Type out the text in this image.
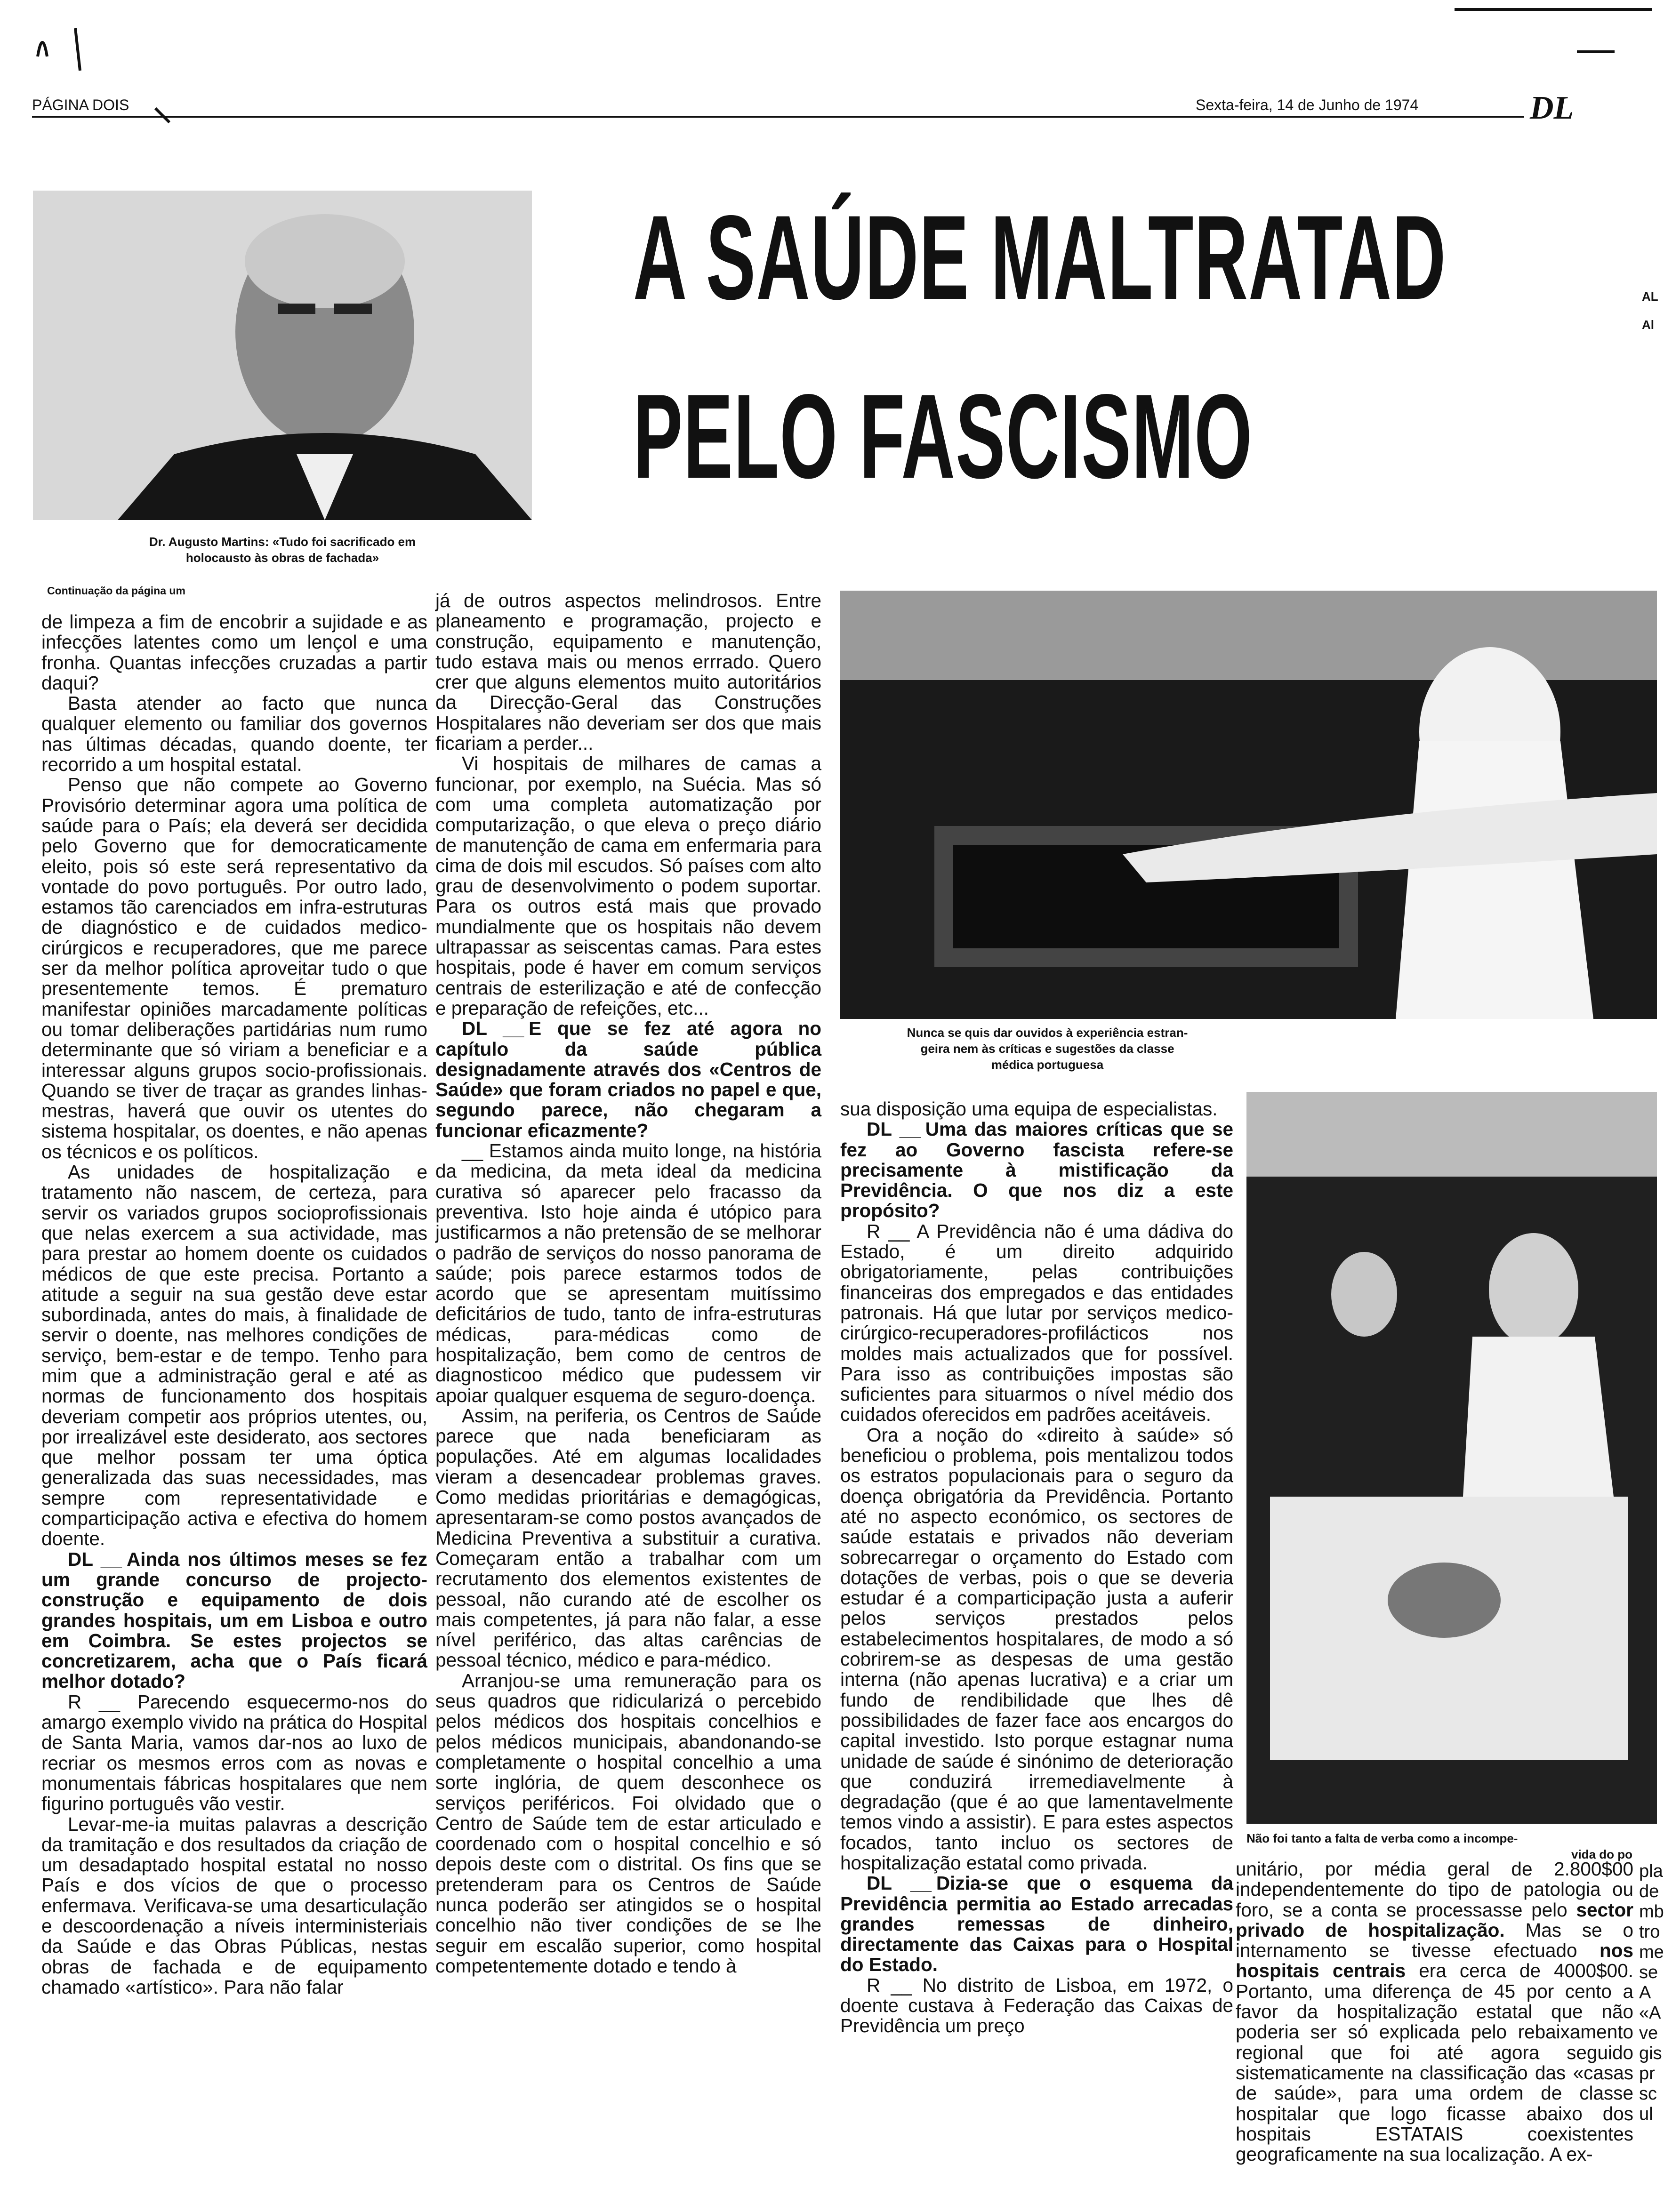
PÁGINA DOIS	Sexta-feira, 14 de Junho de 1974	DL
Dr. Augusto Martins: «Tudo foi sacrificado em
holocausto às obras de fachada»
A SAÚDE MALTRATAD
PELO FASCISMO
AL
Al
Continuação da página um
Nunca se quis dar ouvidos à experiência estran-
geira nem às críticas e sugestões da classe
médica portuguesa
Não foi tanto a falta de verba como a incompe-
vida do po

de limpeza a fim de encobrir a sujidade e as infecções latentes como um lençol e uma fronha. Quantas infecções cruzadas a partir daqui?

Basta atender ao facto que nunca qualquer elemento ou familiar dos governos nas últimas décadas, quando doente, ter recorrido a um hospital estatal.

Penso que não compete ao Governo Provisório determinar agora uma política de saúde para o País; ela deverá ser decidida pelo Governo que for democraticamente eleito, pois só este será representativo da vontade do povo português. Por outro lado, estamos tão carenciados em infra-estruturas de diagnóstico e de cuidados medico-cirúrgicos e recuperadores, que me parece ser da melhor política aproveitar tudo o que presentemente temos. É prematuro manifestar opiniões marcadamente políticas ou tomar deliberações partidárias num rumo determinante que só viriam a beneficiar e a interessar alguns grupos socio-profissionais. Quando se tiver de traçar as grandes linhas-mestras, haverá que ouvir os utentes do sistema hospitalar, os doentes, e não apenas os técnicos e os políticos.

As unidades de hospitalização e tratamento não nascem, de certeza, para servir os variados grupos socioprofissionais que nelas exercem a sua actividade, mas para prestar ao homem doente os cuidados médicos de que este precisa. Portanto a atitude a seguir na sua gestão deve estar subordinada, antes do mais, à finalidade de servir o doente, nas melhores condições de serviço, bem-estar e de tempo. Tenho para mim que a administração geral e até as normas de funcionamento dos hospitais deveriam competir aos próprios utentes, ou, por irrealizável este desiderato, aos sectores que melhor possam ter uma óptica generalizada das suas necessidades, mas sempre com representatividade e comparticipação activa e efectiva do homem doente.

DL __ Ainda nos últimos meses se fez um grande concurso de projecto-construção e equipamento de dois grandes hospitais, um em Lisboa e outro em Coimbra. Se estes projectos se concretizarem, acha que o País ficará melhor dotado?

R __ Parecendo esquecermo-nos do amargo exemplo vivido na prática do Hospital de Santa Maria, vamos dar-nos ao luxo de recriar os mesmos erros com as novas e monumentais fábricas hospitalares que nem figurino português vão vestir.

Levar-me-ia muitas palavras a descrição da tramitação e dos resultados da criação de um desadaptado hospital estatal no nosso País e dos vícios de que o processo enfermava. Verificava-se uma desarticulação e descoordenação a níveis interministeriais da Saúde e das Obras Públicas, nestas obras de fachada e de equipamento chamado «artístico». Para não falar

já de outros aspectos melindrosos. Entre planeamento e programação, projecto e construção, equipamento e manutenção, tudo estava mais ou menos errrado. Quero crer que alguns elementos muito autoritários da Direcção-Geral das Construções Hospitalares não deveriam ser dos que mais ficariam a perder...

Vi hospitais de milhares de camas a funcionar, por exemplo, na Suécia. Mas só com uma completa automatização por computarização, o que eleva o preço diário de manutenção de cama em enfermaria para cima de dois mil escudos. Só países com alto grau de desenvolvimento o podem suportar. Para os outros está mais que provado mundialmente que os hospitais não devem ultrapassar as seiscentas camas. Para estes hospitais, pode é haver em comum serviços centrais de esterilização e até de confecção e preparação de refeições, etc...

DL __ E que se fez até agora no capítulo da saúde pública designadamente através dos «Centros de Saúde» que foram criados no papel e que, segundo parece, não chegaram a funcionar eficazmente?

__ Estamos ainda muito longe, na história da medicina, da meta ideal da medicina curativa só aparecer pelo fracasso da preventiva. Isto hoje ainda é utópico para justificarmos a não pretensão de se melhorar o padrão de serviços do nosso panorama de saúde; pois parece estarmos todos de acordo que se apresentam muitíssimo deficitários de tudo, tanto de infra-estruturas médicas, para-médicas como de hospitalização, bem como de centros de diagnosticoo médico que pudessem vir apoiar qualquer esquema de seguro-doença.

Assim, na periferia, os Centros de Saúde parece que nada beneficiaram as populações. Até em algumas localidades vieram a desencadear problemas graves. Como medidas prioritárias e demagógicas, apresentaram-se como postos avançados de Medicina Preventiva a substituir a curativa. Começaram então a trabalhar com um recrutamento dos elementos existentes de pessoal, não curando até de escolher os mais competentes, já para não falar, a esse nível periférico, das altas carências de pessoal técnico, médico e para-médico.

Arranjou-se uma remuneração para os seus quadros que ridicularizá o percebido pelos médicos dos hospitais concelhios e pelos médicos municipais, abandonando-se completamente o hospital concelhio a uma sorte inglória, de quem desconhece os serviços periféricos. Foi olvidado que o Centro de Saúde tem de estar articulado e coordenado com o hospital concelhio e só depois deste com o distrital. Os fins que se pretenderam para os Centros de Saúde nunca poderão ser atingidos se o hospital concelhio não tiver condições de se lhe seguir em escalão superior, como hospital competentemente dotado e tendo à

sua disposição uma equipa de especialistas.

DL __ Uma das maiores críticas que se fez ao Governo fascista refere-se precisamente à mistificação da Previdência. O que nos diz a este propósito?

R __ A Previdência não é uma dádiva do Estado, é um direito adquirido obrigatoriamente, pelas contribuições financeiras dos empregados e das entidades patronais. Há que lutar por serviços medico-cirúrgico-recuperadores-profilácticos nos moldes mais actualizados que for possível. Para isso as contribuições impostas são suficientes para situarmos o nível médio dos cuidados oferecidos em padrões aceitáveis.

Ora a noção do «direito à saúde» só beneficiou o problema, pois mentalizou todos os estratos populacionais para o seguro da doença obrigatória da Previdência. Portanto até no aspecto económico, os sectores de saúde estatais e privados não deveriam sobrecarregar o orçamento do Estado com dotações de verbas, pois o que se deveria estudar é a comparticipação justa a auferir pelos serviços prestados pelos estabelecimentos hospitalares, de modo a só cobrirem-se as despesas de uma gestão interna (não apenas lucrativa) e a criar um fundo de rendibilidade que lhes dê possibilidades de fazer face aos encargos do capital investido. Isto porque estagnar numa unidade de saúde é sinónimo de deterioração que conduzirá irremediavelmente à degradação (que é ao que lamentavelmente temos vindo a assistir). E para estes aspectos focados, tanto incluo os sectores de hospitalização estatal como privada.

DL __ Dizia-se que o esquema da Previdência permitia ao Estado arrecadas grandes remessas de dinheiro, directamente das Caixas para o Hospital do Estado.

R __ No distrito de Lisboa, em 1972, o doente custava à Federação das Caixas de Previdência um preço

unitário, por média geral de 2.800$00 independentemente do tipo de patologia ou foro, se a conta se processasse pelo sector privado de hospitalização. Mas se o internamento se tivesse efectuado nos hospitais centrais era cerca de 4000$00. Portanto, uma diferença de 45 por cento a favor da hospitalização estatal que não poderia ser só explicada pelo rebaixamento regional que foi até agora seguido sistematicamente na classificação das «casas de saúde», para uma ordem de classe hospitalar que logo ficasse abaixo dos hospitais ESTATAIS coexistentes geograficamente na sua localização. A ex-

pla
de
mb
tro
me
se
A
«A
ve
gis
pr
sc
ul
* * *
Stated exercise:
Copy every line of the listing that contains the word "Caixas".

Result of this task:
DL __ Dizia-se que o esquema da Previdência permitia ao Estado arrecadas grandes remessas de dinheiro, directamente das Caixas para o Hospital do Estado.
R __ No distrito de Lisboa, em 1972, o doente custava à Federação das Caixas de Previdência um preço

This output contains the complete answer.